• Aim of the task:
Hunt for the word "Playmaker" across the entries below, copying each line that holds it.

-------- Extracted material --------

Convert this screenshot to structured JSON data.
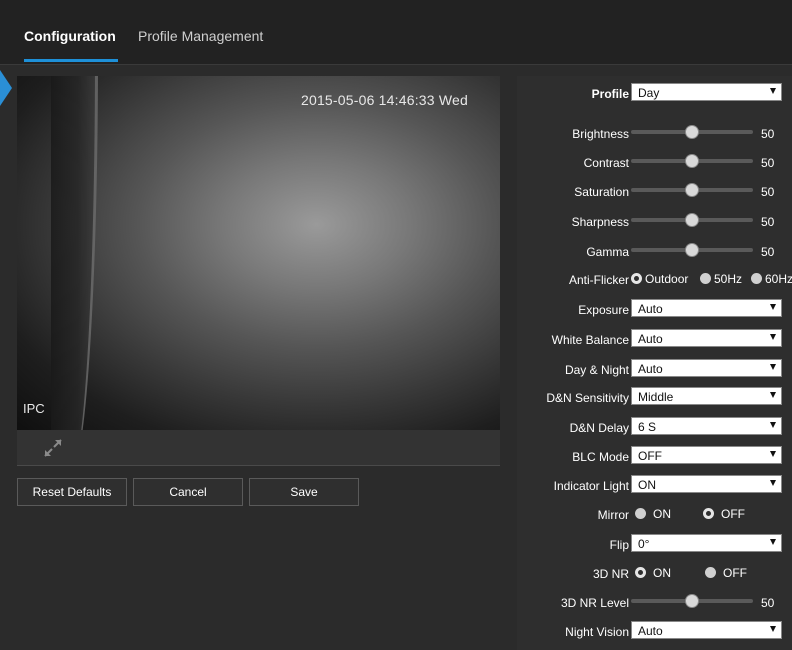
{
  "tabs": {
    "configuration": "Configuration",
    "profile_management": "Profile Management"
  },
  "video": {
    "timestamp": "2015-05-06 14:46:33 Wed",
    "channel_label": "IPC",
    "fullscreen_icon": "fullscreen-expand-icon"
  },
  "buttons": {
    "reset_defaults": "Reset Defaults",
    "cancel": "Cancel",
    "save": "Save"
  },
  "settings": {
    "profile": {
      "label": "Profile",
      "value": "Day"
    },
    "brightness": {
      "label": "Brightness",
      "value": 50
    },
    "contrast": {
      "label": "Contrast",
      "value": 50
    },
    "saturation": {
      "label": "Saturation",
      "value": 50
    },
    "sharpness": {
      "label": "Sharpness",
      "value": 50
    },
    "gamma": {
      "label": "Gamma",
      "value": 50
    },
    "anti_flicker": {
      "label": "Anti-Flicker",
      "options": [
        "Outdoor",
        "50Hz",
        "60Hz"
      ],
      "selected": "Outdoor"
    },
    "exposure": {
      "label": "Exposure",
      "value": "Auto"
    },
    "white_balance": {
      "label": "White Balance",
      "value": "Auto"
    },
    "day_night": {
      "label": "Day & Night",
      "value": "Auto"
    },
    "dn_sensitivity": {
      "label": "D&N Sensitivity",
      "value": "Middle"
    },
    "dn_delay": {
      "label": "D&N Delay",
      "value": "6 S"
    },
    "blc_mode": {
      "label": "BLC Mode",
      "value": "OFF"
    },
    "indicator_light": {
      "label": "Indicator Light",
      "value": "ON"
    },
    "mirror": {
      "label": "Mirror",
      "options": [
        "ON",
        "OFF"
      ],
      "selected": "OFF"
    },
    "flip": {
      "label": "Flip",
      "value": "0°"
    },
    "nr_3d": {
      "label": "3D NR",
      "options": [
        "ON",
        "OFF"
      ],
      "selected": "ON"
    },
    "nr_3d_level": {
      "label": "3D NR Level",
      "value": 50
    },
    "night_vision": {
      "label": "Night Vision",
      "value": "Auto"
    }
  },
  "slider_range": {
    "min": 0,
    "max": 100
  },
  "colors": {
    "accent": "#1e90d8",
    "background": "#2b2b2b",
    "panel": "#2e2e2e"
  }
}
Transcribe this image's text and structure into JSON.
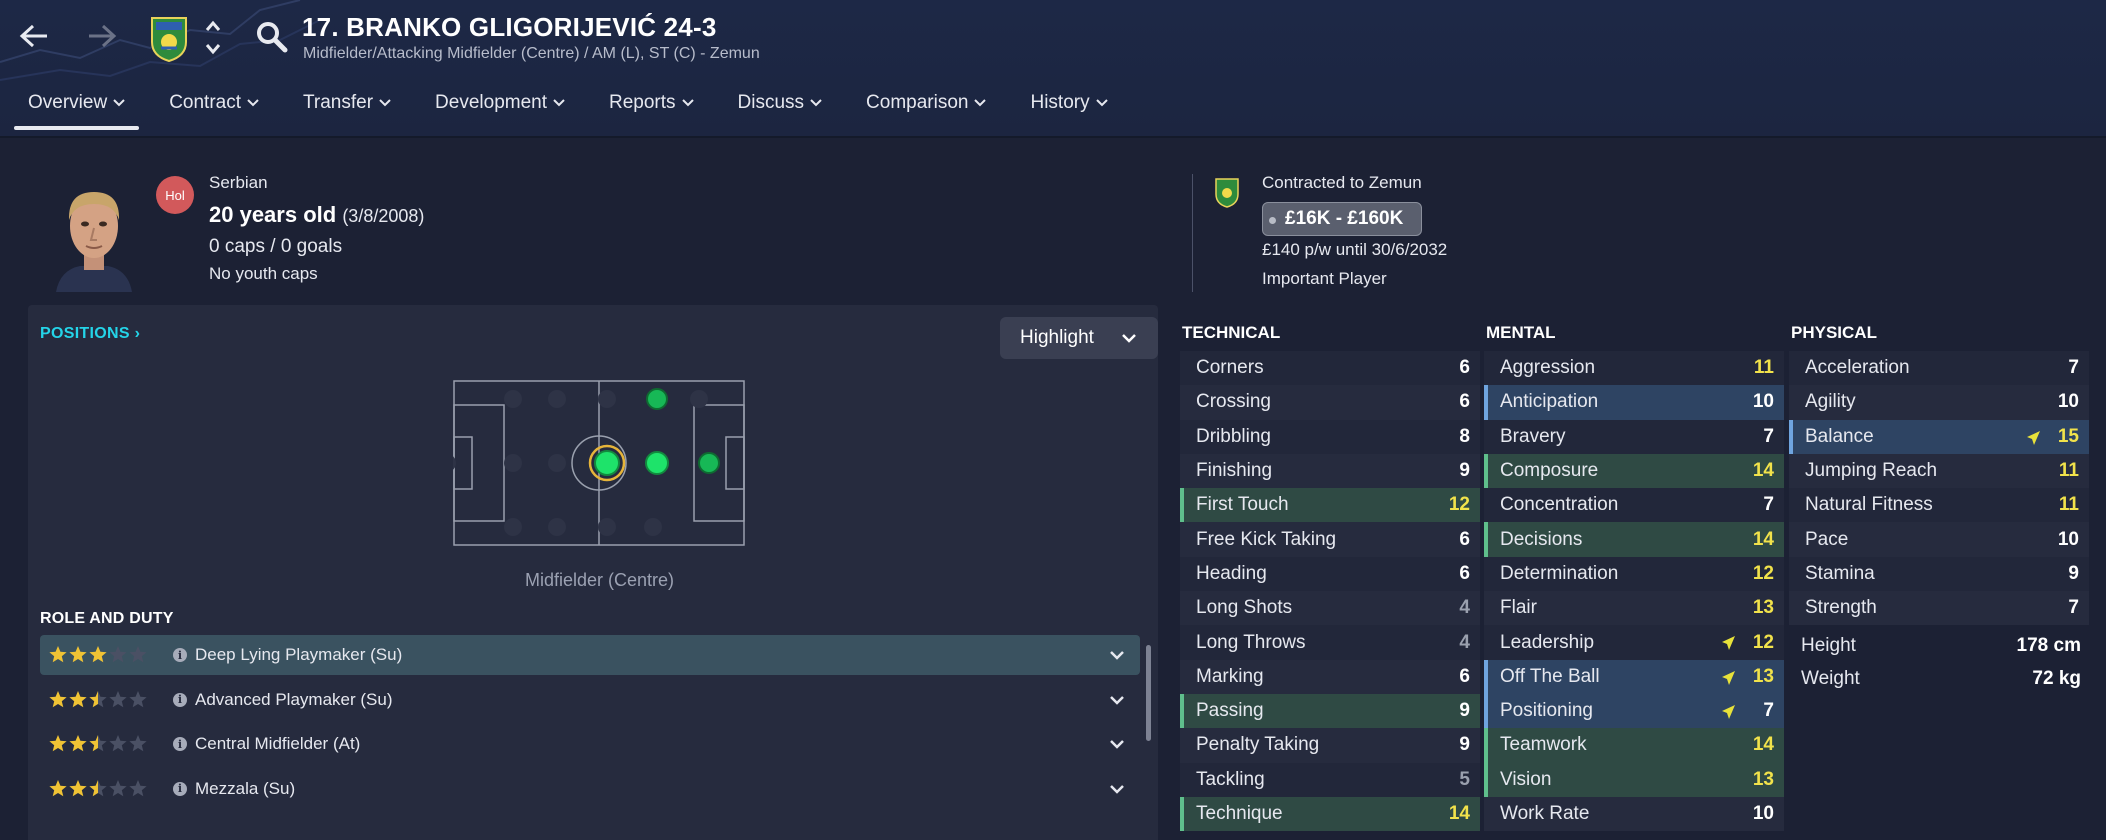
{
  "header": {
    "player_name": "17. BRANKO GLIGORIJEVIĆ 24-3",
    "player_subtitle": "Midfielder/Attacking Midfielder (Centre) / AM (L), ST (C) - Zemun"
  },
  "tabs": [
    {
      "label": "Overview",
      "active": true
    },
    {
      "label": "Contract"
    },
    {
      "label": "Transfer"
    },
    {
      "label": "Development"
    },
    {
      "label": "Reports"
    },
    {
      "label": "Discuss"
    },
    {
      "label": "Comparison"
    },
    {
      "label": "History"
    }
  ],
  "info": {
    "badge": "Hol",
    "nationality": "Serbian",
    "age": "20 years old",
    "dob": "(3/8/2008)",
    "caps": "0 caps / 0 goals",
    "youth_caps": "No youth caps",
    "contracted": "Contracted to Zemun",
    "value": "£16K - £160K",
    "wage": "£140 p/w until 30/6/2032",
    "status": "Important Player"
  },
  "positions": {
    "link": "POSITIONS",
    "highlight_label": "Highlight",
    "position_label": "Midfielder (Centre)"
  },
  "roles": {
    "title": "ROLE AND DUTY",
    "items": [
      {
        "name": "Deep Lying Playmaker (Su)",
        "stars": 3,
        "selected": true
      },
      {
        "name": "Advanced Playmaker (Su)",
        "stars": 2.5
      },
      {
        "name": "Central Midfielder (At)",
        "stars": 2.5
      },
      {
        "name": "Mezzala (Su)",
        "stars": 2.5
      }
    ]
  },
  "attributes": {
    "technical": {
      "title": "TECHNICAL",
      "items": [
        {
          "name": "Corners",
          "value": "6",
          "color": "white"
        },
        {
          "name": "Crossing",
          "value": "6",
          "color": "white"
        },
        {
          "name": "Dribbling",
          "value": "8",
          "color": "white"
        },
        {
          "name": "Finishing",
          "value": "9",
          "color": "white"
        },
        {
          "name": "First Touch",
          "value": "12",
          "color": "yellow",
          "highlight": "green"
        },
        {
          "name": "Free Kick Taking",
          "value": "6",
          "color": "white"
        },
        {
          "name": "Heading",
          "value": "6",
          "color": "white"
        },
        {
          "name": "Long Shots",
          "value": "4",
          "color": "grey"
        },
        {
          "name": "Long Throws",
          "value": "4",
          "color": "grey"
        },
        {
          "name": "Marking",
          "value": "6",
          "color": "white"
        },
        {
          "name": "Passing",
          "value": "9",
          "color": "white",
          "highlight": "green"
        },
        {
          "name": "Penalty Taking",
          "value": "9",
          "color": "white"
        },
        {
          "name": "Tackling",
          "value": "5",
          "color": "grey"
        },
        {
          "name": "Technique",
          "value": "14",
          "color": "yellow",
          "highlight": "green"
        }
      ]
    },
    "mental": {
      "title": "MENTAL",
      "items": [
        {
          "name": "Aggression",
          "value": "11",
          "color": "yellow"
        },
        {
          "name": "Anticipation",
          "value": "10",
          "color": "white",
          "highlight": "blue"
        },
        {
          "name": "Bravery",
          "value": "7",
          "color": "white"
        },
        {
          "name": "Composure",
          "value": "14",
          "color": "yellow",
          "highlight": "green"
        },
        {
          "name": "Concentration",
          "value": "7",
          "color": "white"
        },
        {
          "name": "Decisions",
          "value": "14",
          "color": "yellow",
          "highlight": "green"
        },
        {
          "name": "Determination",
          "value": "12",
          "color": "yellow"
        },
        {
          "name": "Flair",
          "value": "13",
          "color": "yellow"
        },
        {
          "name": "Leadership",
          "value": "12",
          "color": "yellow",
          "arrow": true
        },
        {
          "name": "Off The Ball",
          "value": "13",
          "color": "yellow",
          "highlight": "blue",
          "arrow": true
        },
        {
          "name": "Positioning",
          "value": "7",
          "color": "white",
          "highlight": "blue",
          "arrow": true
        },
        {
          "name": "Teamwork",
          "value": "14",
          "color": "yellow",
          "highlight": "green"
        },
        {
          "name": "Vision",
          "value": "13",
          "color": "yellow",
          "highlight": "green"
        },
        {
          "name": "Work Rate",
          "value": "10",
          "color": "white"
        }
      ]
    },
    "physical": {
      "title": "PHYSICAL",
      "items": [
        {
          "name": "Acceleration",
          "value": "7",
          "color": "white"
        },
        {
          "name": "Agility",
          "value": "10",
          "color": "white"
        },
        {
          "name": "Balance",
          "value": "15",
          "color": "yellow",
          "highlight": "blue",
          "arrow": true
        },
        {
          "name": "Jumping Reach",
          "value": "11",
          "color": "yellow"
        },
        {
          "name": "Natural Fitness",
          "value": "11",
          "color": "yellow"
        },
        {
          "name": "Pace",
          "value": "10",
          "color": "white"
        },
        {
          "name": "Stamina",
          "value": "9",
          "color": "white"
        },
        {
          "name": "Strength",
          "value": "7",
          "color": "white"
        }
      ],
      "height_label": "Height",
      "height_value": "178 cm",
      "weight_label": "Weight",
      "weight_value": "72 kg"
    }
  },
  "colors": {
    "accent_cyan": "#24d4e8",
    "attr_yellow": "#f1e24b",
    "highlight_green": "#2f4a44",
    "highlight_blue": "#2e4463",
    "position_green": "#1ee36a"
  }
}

--------
-------- Extracted material --------

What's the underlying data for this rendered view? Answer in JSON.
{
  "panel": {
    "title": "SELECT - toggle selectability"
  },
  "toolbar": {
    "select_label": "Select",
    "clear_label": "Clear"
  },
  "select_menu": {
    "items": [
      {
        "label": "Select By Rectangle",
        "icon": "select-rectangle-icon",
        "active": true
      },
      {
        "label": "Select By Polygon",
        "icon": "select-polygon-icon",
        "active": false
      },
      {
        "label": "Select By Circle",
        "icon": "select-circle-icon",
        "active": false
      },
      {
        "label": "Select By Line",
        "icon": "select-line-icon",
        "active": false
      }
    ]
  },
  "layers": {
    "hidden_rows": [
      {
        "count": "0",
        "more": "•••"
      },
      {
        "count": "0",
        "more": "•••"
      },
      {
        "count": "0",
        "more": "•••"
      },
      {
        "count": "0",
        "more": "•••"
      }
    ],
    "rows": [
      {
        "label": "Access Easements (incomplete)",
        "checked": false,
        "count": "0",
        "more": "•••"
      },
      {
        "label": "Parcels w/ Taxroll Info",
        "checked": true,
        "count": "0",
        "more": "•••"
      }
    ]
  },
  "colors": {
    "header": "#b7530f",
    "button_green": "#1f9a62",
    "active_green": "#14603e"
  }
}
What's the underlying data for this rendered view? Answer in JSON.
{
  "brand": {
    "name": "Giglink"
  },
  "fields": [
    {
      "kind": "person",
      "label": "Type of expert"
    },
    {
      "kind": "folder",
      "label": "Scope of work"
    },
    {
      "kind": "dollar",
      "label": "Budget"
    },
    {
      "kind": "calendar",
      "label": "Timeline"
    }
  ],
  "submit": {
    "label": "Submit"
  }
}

--------

• Correct response:
        "name": "Deep Lying Playmaker (Su)",
        "name": "Advanced Playmaker (Su)",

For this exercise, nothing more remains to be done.